Exercise directions:
Quote every line below exactly as it reads.

Dataset:
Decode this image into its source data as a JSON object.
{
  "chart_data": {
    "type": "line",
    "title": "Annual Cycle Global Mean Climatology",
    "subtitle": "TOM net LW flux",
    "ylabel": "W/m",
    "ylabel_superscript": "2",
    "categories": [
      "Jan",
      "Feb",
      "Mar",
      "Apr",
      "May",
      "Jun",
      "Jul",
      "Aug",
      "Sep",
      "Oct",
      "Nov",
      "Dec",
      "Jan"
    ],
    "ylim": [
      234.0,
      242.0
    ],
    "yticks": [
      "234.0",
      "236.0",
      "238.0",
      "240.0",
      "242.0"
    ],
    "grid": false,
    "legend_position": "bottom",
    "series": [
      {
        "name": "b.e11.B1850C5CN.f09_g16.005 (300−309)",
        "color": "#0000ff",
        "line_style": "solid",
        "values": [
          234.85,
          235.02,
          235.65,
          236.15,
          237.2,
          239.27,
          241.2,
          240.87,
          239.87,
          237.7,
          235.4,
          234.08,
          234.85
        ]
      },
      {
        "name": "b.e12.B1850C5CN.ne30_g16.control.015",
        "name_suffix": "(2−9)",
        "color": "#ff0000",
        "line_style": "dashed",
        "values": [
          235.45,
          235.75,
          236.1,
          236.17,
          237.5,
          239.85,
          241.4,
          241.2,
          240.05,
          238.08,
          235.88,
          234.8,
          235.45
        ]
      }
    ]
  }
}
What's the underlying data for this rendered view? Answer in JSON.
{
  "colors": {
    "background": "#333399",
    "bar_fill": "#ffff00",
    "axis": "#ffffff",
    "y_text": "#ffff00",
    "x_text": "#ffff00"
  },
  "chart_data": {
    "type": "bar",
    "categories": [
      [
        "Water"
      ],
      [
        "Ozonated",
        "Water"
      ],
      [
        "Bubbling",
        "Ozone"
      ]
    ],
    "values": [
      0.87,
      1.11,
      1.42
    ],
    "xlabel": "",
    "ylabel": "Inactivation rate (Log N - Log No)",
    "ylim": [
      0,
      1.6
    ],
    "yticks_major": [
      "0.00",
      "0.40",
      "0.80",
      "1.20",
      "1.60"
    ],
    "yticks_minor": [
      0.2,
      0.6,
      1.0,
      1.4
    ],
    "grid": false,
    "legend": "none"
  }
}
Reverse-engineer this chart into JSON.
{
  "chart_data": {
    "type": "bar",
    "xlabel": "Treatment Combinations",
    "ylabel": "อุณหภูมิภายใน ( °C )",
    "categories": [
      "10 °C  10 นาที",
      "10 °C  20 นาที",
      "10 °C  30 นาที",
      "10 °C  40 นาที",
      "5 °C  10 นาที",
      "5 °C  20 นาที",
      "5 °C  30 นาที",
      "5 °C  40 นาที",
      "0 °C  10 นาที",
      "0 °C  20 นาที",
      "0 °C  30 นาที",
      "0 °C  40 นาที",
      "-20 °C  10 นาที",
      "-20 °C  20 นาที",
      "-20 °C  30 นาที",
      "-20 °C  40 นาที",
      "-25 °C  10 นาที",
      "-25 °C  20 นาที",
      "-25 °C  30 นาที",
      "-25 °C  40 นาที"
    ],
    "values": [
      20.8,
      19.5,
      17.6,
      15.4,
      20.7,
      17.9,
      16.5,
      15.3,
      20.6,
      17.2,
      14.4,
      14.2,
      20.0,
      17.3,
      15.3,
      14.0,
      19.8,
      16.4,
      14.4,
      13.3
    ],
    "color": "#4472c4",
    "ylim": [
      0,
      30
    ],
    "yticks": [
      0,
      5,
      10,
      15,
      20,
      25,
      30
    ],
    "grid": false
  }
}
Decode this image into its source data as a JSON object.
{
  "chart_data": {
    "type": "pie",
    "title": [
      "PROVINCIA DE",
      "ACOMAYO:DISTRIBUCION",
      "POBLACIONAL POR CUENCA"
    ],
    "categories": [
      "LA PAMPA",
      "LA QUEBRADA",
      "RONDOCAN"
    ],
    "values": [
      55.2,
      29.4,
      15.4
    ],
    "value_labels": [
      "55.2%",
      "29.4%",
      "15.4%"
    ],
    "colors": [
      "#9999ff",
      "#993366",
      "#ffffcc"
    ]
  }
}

Exercise solution:
Decode this image into its source data as a JSON object.
{
  "chart_data": {
    "type": "line",
    "title": "Annual Cycle Global Mean Climatology",
    "subtitle": "TOM net LW flux",
    "ylabel": "W/m",
    "ylabel_superscript": "2",
    "categories": [
      "Jan",
      "Feb",
      "Mar",
      "Apr",
      "May",
      "Jun",
      "Jul",
      "Aug",
      "Sep",
      "Oct",
      "Nov",
      "Dec",
      "Jan"
    ],
    "ylim": [
      234.0,
      242.0
    ],
    "yticks": [
      "234.0",
      "236.0",
      "238.0",
      "240.0",
      "242.0"
    ],
    "grid": false,
    "legend_position": "bottom",
    "series": [
      {
        "name": "b.e11.B1850C5CN.f09_g16.005 (300−309)",
        "color": "#0000ff",
        "line_style": "solid",
        "values": [
          234.85,
          235.02,
          235.65,
          236.15,
          237.2,
          239.27,
          241.2,
          240.87,
          239.87,
          237.7,
          235.4,
          234.08,
          234.85
        ]
      },
      {
        "name": "b.e12.B1850C5CN.ne30_g16.control.015",
        "name_suffix": "(2−9)",
        "color": "#ff0000",
        "line_style": "dashed",
        "values": [
          235.45,
          235.75,
          236.1,
          236.17,
          237.5,
          239.85,
          241.4,
          241.2,
          240.05,
          238.08,
          235.88,
          234.8,
          235.45
        ]
      }
    ]
  }
}
What's the underlying data for this rendered view? Answer in JSON.
{
  "colors": {
    "background": "#333399",
    "bar_fill": "#ffff00",
    "axis": "#ffffff",
    "y_text": "#ffff00",
    "x_text": "#ffff00"
  },
  "chart_data": {
    "type": "bar",
    "categories": [
      [
        "Water"
      ],
      [
        "Ozonated",
        "Water"
      ],
      [
        "Bubbling",
        "Ozone"
      ]
    ],
    "values": [
      0.87,
      1.11,
      1.42
    ],
    "xlabel": "",
    "ylabel": "Inactivation rate (Log N - Log No)",
    "ylim": [
      0,
      1.6
    ],
    "yticks_major": [
      "0.00",
      "0.40",
      "0.80",
      "1.20",
      "1.60"
    ],
    "yticks_minor": [
      0.2,
      0.6,
      1.0,
      1.4
    ],
    "grid": false,
    "legend": "none"
  }
}
Reverse-engineer this chart into JSON.
{
  "chart_data": {
    "type": "bar",
    "xlabel": "Treatment Combinations",
    "ylabel": "อุณหภูมิภายใน ( °C )",
    "categories": [
      "10 °C  10 นาที",
      "10 °C  20 นาที",
      "10 °C  30 นาที",
      "10 °C  40 นาที",
      "5 °C  10 นาที",
      "5 °C  20 นาที",
      "5 °C  30 นาที",
      "5 °C  40 นาที",
      "0 °C  10 นาที",
      "0 °C  20 นาที",
      "0 °C  30 นาที",
      "0 °C  40 นาที",
      "-20 °C  10 นาที",
      "-20 °C  20 นาที",
      "-20 °C  30 นาที",
      "-20 °C  40 นาที",
      "-25 °C  10 นาที",
      "-25 °C  20 นาที",
      "-25 °C  30 นาที",
      "-25 °C  40 นาที"
    ],
    "values": [
      20.8,
      19.5,
      17.6,
      15.4,
      20.7,
      17.9,
      16.5,
      15.3,
      20.6,
      17.2,
      14.4,
      14.2,
      20.0,
      17.3,
      15.3,
      14.0,
      19.8,
      16.4,
      14.4,
      13.3
    ],
    "color": "#4472c4",
    "ylim": [
      0,
      30
    ],
    "yticks": [
      0,
      5,
      10,
      15,
      20,
      25,
      30
    ],
    "grid": false
  }
}
Decode this image into its source data as a JSON object.
{
  "chart_data": {
    "type": "pie",
    "title": [
      "PROVINCIA DE",
      "ACOMAYO:DISTRIBUCION",
      "POBLACIONAL POR CUENCA"
    ],
    "categories": [
      "LA PAMPA",
      "LA QUEBRADA",
      "RONDOCAN"
    ],
    "values": [
      55.2,
      29.4,
      15.4
    ],
    "value_labels": [
      "55.2%",
      "29.4%",
      "15.4%"
    ],
    "colors": [
      "#9999ff",
      "#993366",
      "#ffffcc"
    ]
  }
}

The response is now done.